Stated exercise:
From the records below, extract all the text exactly and leave the images behind.

Task data:

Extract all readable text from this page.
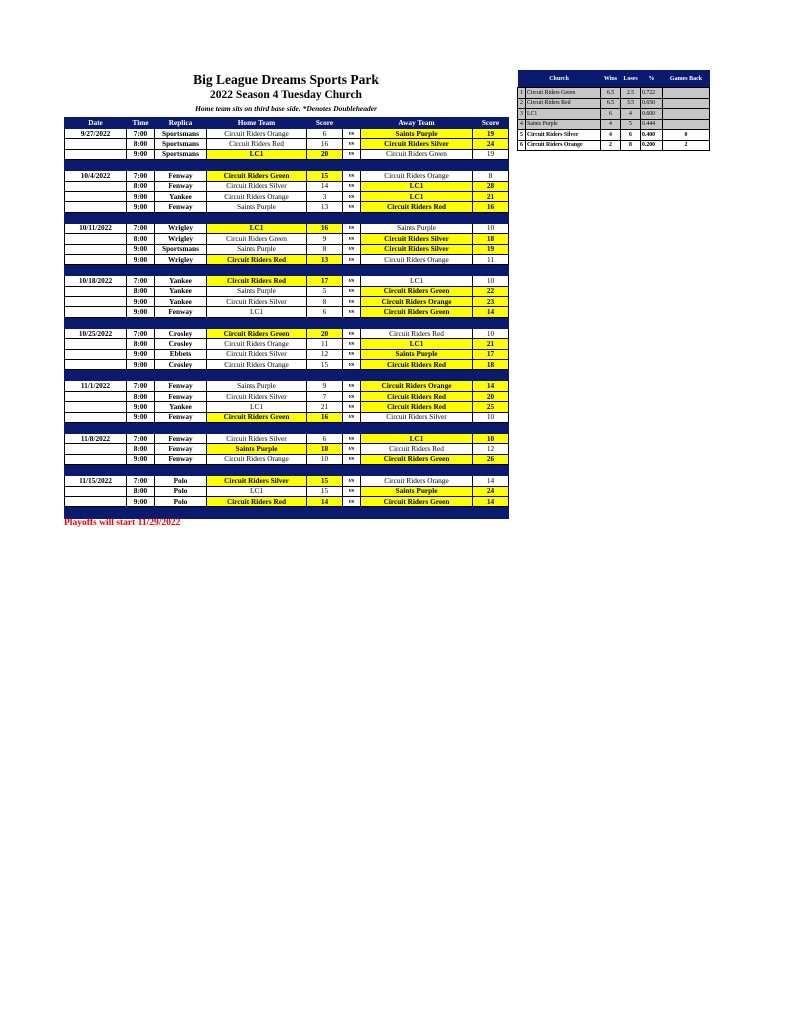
Big League Dreams Sports Park
2022 Season 4 Tuesday Church
Home team sits on third base side. *Denotes Doubleheader
Date	Time	Replica	Home Team	Score		Away Team	Score
9/27/2022	7:00	Sportsmans	Circuit Riders Orange	6	vs	Saints Purple	19
	8:00	Sportsmans	Circuit Riders Red	16	vs	Circuit Riders Silver	24
	9:00	Sportsmans	LC1	20	vs	Circuit Riders Green	19

10/4/2022	7:00	Fenway	Circuit Riders Green	15	vs	Circuit Riders Orange	8
	8:00	Fenway	Circuit Riders Silver	14	vs	LC1	28
	9:00	Yankee	Circuit Riders Orange	3	vs	LC1	21
	9:00	Fenway	Saints Purple	13	vs	Circuit Riders Red	16

10/11/2022	7:00	Wrigley	LC1	16	vs	Saints Purple	10
	8:00	Wrigley	Circuit Riders Green	9	vs	Circuit Riders Silver	18
	9:00	Sportsmans	Saints Purple	8	vs	Circuit Riders Silver	19
	9:00	Wrigley	Circuit Riders Red	13	vs	Circuit Riders Orange	11

10/18/2022	7:00	Yankee	Circuit Riders Red	17	vs	LC1	10
	8:00	Yankee	Saints Purple	5	vs	Circuit Riders Green	22
	9:00	Yankee	Circuit Riders Silver	8	vs	Circuit Riders Orange	23
	9:00	Fenway	LC1	6	vs	Circuit Riders Green	14

10/25/2022	7:00	Crosley	Circuit Riders Green	20	vs	Circuit Riders Red	10
	8:00	Crosley	Circuit Riders Orange	11	vs	LC1	21
	9:00	Ebbets	Circuit Riders Silver	12	vs	Saints Purple	17
	9:00	Crosley	Circuit Riders Orange	15	vs	Circuit Riders Red	18

11/1/2022	7:00	Fenway	Saints Purple	9	vs	Circuit Riders Orange	14
	8:00	Fenway	Circuit Riders Silver	7	vs	Circuit Riders Red	20
	9:00	Yankee	LC1	21	vs	Circuit Riders Red	25
	9:00	Fenway	Circuit Riders Green	16	vs	Circuit Riders Silver	10

11/8/2022	7:00	Fenway	Circuit Riders Silver	6	vs	LC1	10
	8:00	Fenway	Saints Purple	18	vs	Circuit Riders Red	12
	9:00	Fenway	Circuit Riders Orange	10	vs	Circuit Riders Green	26

11/15/2022	7:00	Polo	Circuit Riders Silver	15	vs	Circuit Riders Orange	14
	8:00	Polo	LC1	15	vs	Saints Purple	24
	9:00	Polo	Circuit Riders Red	14	vs	Circuit Riders Green	14

Playoffs will start 11/29/2022
Church		Wins	Loses	%	Games Back
1	Circuit Riders Green	6.5	2.5	0.722	
2	Circuit Riders Red	6.5	3.5	0.650	
3	LC1	6	4	0.600	
4	Saints Purple	4	5	0.444	
5	Circuit Riders Silver	4	6	0.400	0
6	Circuit Riders Orange	2	8	0.200	2
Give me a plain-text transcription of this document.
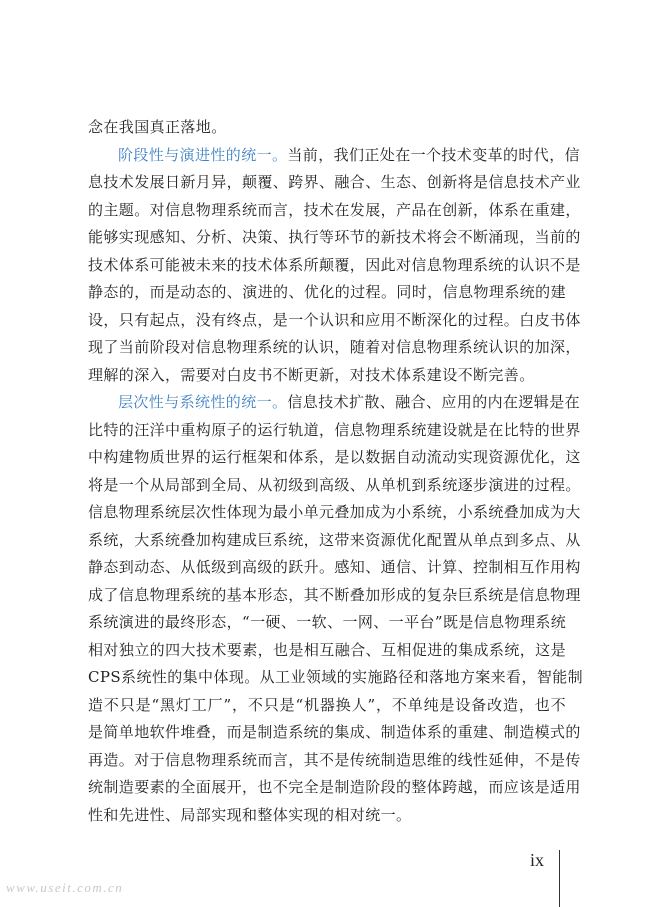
念在我国真正落地。
阶段性与演进性的统一。当前，我们正处在一个技术变革的时代，信
息技术发展日新月异，颠覆、跨界、融合、生态、创新将是信息技术产业
的主题。对信息物理系统而言，技术在发展，产品在创新，体系在重建，
能够实现感知、分析、决策、执行等环节的新技术将会不断涌现，当前的
技术体系可能被未来的技术体系所颠覆，因此对信息物理系统的认识不是
静态的，而是动态的、演进的、优化的过程。同时，信息物理系统的建
设，只有起点，没有终点，是一个认识和应用不断深化的过程。白皮书体
现了当前阶段对信息物理系统的认识，随着对信息物理系统认识的加深，
理解的深入，需要对白皮书不断更新，对技术体系建设不断完善。
层次性与系统性的统一。信息技术扩散、融合、应用的内在逻辑是在
比特的汪洋中重构原子的运行轨道，信息物理系统建设就是在比特的世界
中构建物质世界的运行框架和体系，是以数据自动流动实现资源优化，这
将是一个从局部到全局、从初级到高级、从单机到系统逐步演进的过程。
信息物理系统层次性体现为最小单元叠加成为小系统，小系统叠加成为大
系统，大系统叠加构建成巨系统，这带来资源优化配置从单点到多点、从
静态到动态、从低级到高级的跃升。感知、通信、计算、控制相互作用构
成了信息物理系统的基本形态，其不断叠加形成的复杂巨系统是信息物理
系统演进的最终形态，“一硬、一软、一网、一平台”既是信息物理系统
相对独立的四大技术要素，也是相互融合、互相促进的集成系统，这是
CPS系统性的集中体现。从工业领域的实施路径和落地方案来看，智能制
造不只是“黑灯工厂”，不只是“机器换人”，不单纯是设备改造，也不
是简单地软件堆叠，而是制造系统的集成、制造体系的重建、制造模式的
再造。对于信息物理系统而言，其不是传统制造思维的线性延伸，不是传
统制造要素的全面展开，也不完全是制造阶段的整体跨越，而应该是适用
性和先进性、局部实现和整体实现的相对统一。
ix
www.useit.com.cn
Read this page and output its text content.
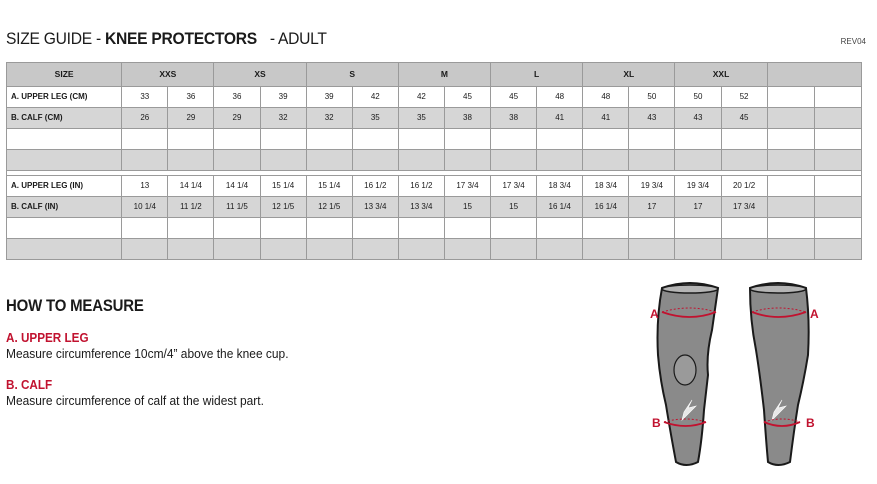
SIZE GUIDE - KNEE PROTECTORS - ADULT	REV04
SIZE	XXS		XS		S		M		L		XL		XXL			
A. UPPER LEG (CM)	33	36	36	39	39	42	42	45	45	48	48	50	50	52		
B. CALF (CM)	26	29	29	32	32	35	35	38	38	41	41	43	43	45		

A. UPPER LEG (IN)	13	14 1/4	14 1/4	15 1/4	15 1/4	16 1/2	16 1/2	17 3/4	17 3/4	18 3/4	18 3/4	19 3/4	19 3/4	20 1/2		
B. CALF (IN)	10 1/4	11 1/2	11 1/5	12 1/5	12 1/5	13 3/4	13 3/4	15	15	16 1/4	16 1/4	17	17	17 3/4		

HOW TO MEASURE
A. UPPER LEG
Measure circumference 10cm/4” above the knee cup.
B. CALF
Measure circumference of calf at the widest part.
A
B
A
B
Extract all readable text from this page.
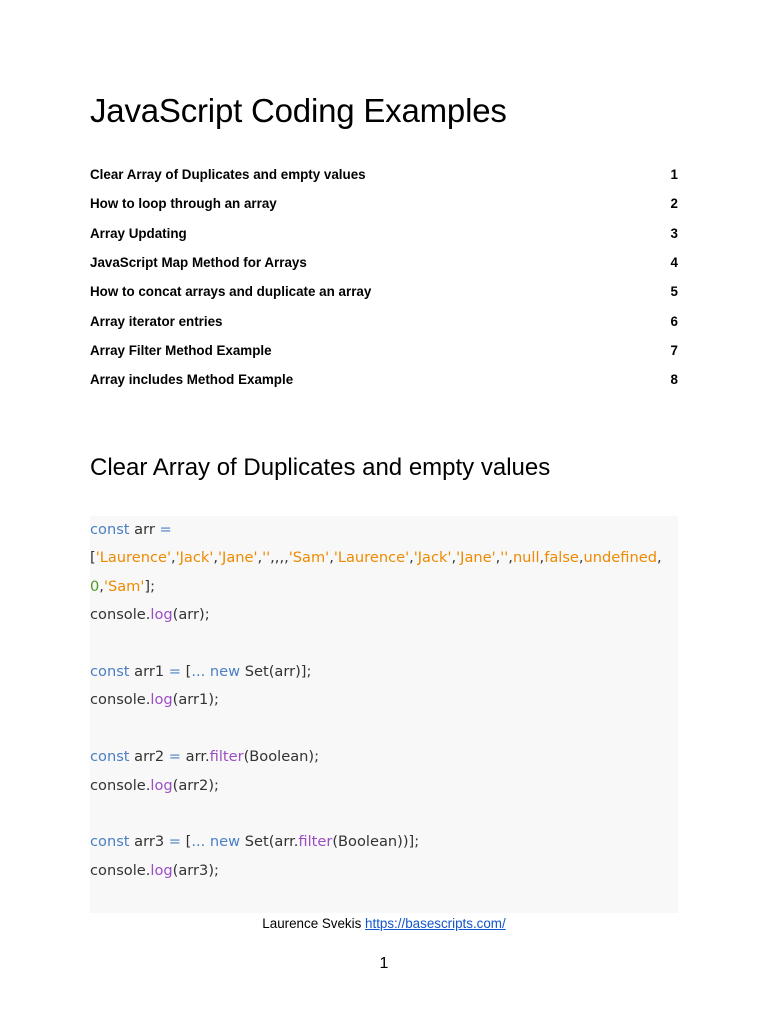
JavaScript Coding Examples
Clear Array of Duplicates and empty values	1
How to loop through an array	2
Array Updating	3
JavaScript Map Method for Arrays	4
How to concat arrays and duplicate an array	5
Array iterator entries	6
Array Filter Method Example	7
Array includes Method Example	8
Clear Array of Duplicates and empty values
const arr =
['Laurence','Jack','Jane','',,,,'Sam','Laurence','Jack','Jane','',null,false,undefined,0,'Sam'];
console.log(arr);
const arr1 = [... new Set(arr)];
console.log(arr1);
const arr2 = arr.filter(Boolean);
console.log(arr2);
const arr3 = [... new Set(arr.filter(Boolean))];
console.log(arr3);
Laurence Svekis https://basescripts.com/
1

Task solution:
Extract all readable text from this page.
Big League Dreams Sports Park
2022 Season 4 Tuesday Church
Home team sits on third base side. *Denotes Doubleheader
Date	Time	Replica	Home Team	Score		Away Team	Score
9/27/2022	7:00	Sportsmans	Circuit Riders Orange	6	vs	Saints Purple	19
	8:00	Sportsmans	Circuit Riders Red	16	vs	Circuit Riders Silver	24
	9:00	Sportsmans	LC1	20	vs	Circuit Riders Green	19

10/4/2022	7:00	Fenway	Circuit Riders Green	15	vs	Circuit Riders Orange	8
	8:00	Fenway	Circuit Riders Silver	14	vs	LC1	28
	9:00	Yankee	Circuit Riders Orange	3	vs	LC1	21
	9:00	Fenway	Saints Purple	13	vs	Circuit Riders Red	16

10/11/2022	7:00	Wrigley	LC1	16	vs	Saints Purple	10
	8:00	Wrigley	Circuit Riders Green	9	vs	Circuit Riders Silver	18
	9:00	Sportsmans	Saints Purple	8	vs	Circuit Riders Silver	19
	9:00	Wrigley	Circuit Riders Red	13	vs	Circuit Riders Orange	11

10/18/2022	7:00	Yankee	Circuit Riders Red	17	vs	LC1	10
	8:00	Yankee	Saints Purple	5	vs	Circuit Riders Green	22
	9:00	Yankee	Circuit Riders Silver	8	vs	Circuit Riders Orange	23
	9:00	Fenway	LC1	6	vs	Circuit Riders Green	14

10/25/2022	7:00	Crosley	Circuit Riders Green	20	vs	Circuit Riders Red	10
	8:00	Crosley	Circuit Riders Orange	11	vs	LC1	21
	9:00	Ebbets	Circuit Riders Silver	12	vs	Saints Purple	17
	9:00	Crosley	Circuit Riders Orange	15	vs	Circuit Riders Red	18

11/1/2022	7:00	Fenway	Saints Purple	9	vs	Circuit Riders Orange	14
	8:00	Fenway	Circuit Riders Silver	7	vs	Circuit Riders Red	20
	9:00	Yankee	LC1	21	vs	Circuit Riders Red	25
	9:00	Fenway	Circuit Riders Green	16	vs	Circuit Riders Silver	10

11/8/2022	7:00	Fenway	Circuit Riders Silver	6	vs	LC1	10
	8:00	Fenway	Saints Purple	18	vs	Circuit Riders Red	12
	9:00	Fenway	Circuit Riders Orange	10	vs	Circuit Riders Green	26

11/15/2022	7:00	Polo	Circuit Riders Silver	15	vs	Circuit Riders Orange	14
	8:00	Polo	LC1	15	vs	Saints Purple	24
	9:00	Polo	Circuit Riders Red	14	vs	Circuit Riders Green	14

Playoffs will start 11/29/2022
Church		Wins	Loses	%	Games Back
1	Circuit Riders Green	6.5	2.5	0.722	
2	Circuit Riders Red	6.5	3.5	0.650	
3	LC1	6	4	0.600	
4	Saints Purple	4	5	0.444	
5	Circuit Riders Silver	4	6	0.400	0
6	Circuit Riders Orange	2	8	0.200	2
Give me a plain-text transcription of this document.
念在我国真正落地。
阶段性与演进性的统一。当前，我们正处在一个技术变革的时代，信
息技术发展日新月异，颠覆、跨界、融合、生态、创新将是信息技术产业
的主题。对信息物理系统而言，技术在发展，产品在创新，体系在重建，
能够实现感知、分析、决策、执行等环节的新技术将会不断涌现，当前的
技术体系可能被未来的技术体系所颠覆，因此对信息物理系统的认识不是
静态的，而是动态的、演进的、优化的过程。同时，信息物理系统的建
设，只有起点，没有终点，是一个认识和应用不断深化的过程。白皮书体
现了当前阶段对信息物理系统的认识，随着对信息物理系统认识的加深，
理解的深入，需要对白皮书不断更新，对技术体系建设不断完善。
层次性与系统性的统一。信息技术扩散、融合、应用的内在逻辑是在
比特的汪洋中重构原子的运行轨道，信息物理系统建设就是在比特的世界
中构建物质世界的运行框架和体系，是以数据自动流动实现资源优化，这
将是一个从局部到全局、从初级到高级、从单机到系统逐步演进的过程。
信息物理系统层次性体现为最小单元叠加成为小系统，小系统叠加成为大
系统，大系统叠加构建成巨系统，这带来资源优化配置从单点到多点、从
静态到动态、从低级到高级的跃升。感知、通信、计算、控制相互作用构
成了信息物理系统的基本形态，其不断叠加形成的复杂巨系统是信息物理
系统演进的最终形态，“一硬、一软、一网、一平台”既是信息物理系统
相对独立的四大技术要素，也是相互融合、互相促进的集成系统，这是
CPS系统性的集中体现。从工业领域的实施路径和落地方案来看，智能制
造不只是“黑灯工厂”，不只是“机器换人”，不单纯是设备改造，也不
是简单地软件堆叠，而是制造系统的集成、制造体系的重建、制造模式的
再造。对于信息物理系统而言，其不是传统制造思维的线性延伸，不是传
统制造要素的全面展开，也不完全是制造阶段的整体跨越，而应该是适用
性和先进性、局部实现和整体实现的相对统一。
ix
www.useit.com.cn
Read this page and output its text content.
SIZE GUIDE - KNEE PROTECTORS - ADULT	REV04
SIZE	XXS		XS		S		M		L		XL		XXL			
A. UPPER LEG (CM)	33	36	36	39	39	42	42	45	45	48	48	50	50	52		
B. CALF (CM)	26	29	29	32	32	35	35	38	38	41	41	43	43	45		

A. UPPER LEG (IN)	13	14 1/4	14 1/4	15 1/4	15 1/4	16 1/2	16 1/2	17 3/4	17 3/4	18 3/4	18 3/4	19 3/4	19 3/4	20 1/2		
B. CALF (IN)	10 1/4	11 1/2	11 1/5	12 1/5	12 1/5	13 3/4	13 3/4	15	15	16 1/4	16 1/4	17	17	17 3/4		

HOW TO MEASURE
A. UPPER LEG
Measure circumference 10cm/4” above the knee cup.
B. CALF
Measure circumference of calf at the widest part.
A
B
A
B
Extract all readable text from this page.
JavaScript Coding Examples
Clear Array of Duplicates and empty values	1
How to loop through an array	2
Array Updating	3
JavaScript Map Method for Arrays	4
How to concat arrays and duplicate an array	5
Array iterator entries	6
Array Filter Method Example	7
Array includes Method Example	8
Clear Array of Duplicates and empty values
const arr =
['Laurence','Jack','Jane','',,,,'Sam','Laurence','Jack','Jane','',null,false,undefined,0,'Sam'];
console.log(arr);
const arr1 = [... new Set(arr)];
console.log(arr1);
const arr2 = arr.filter(Boolean);
console.log(arr2);
const arr3 = [... new Set(arr.filter(Boolean))];
console.log(arr3);
Laurence Svekis https://basescripts.com/
1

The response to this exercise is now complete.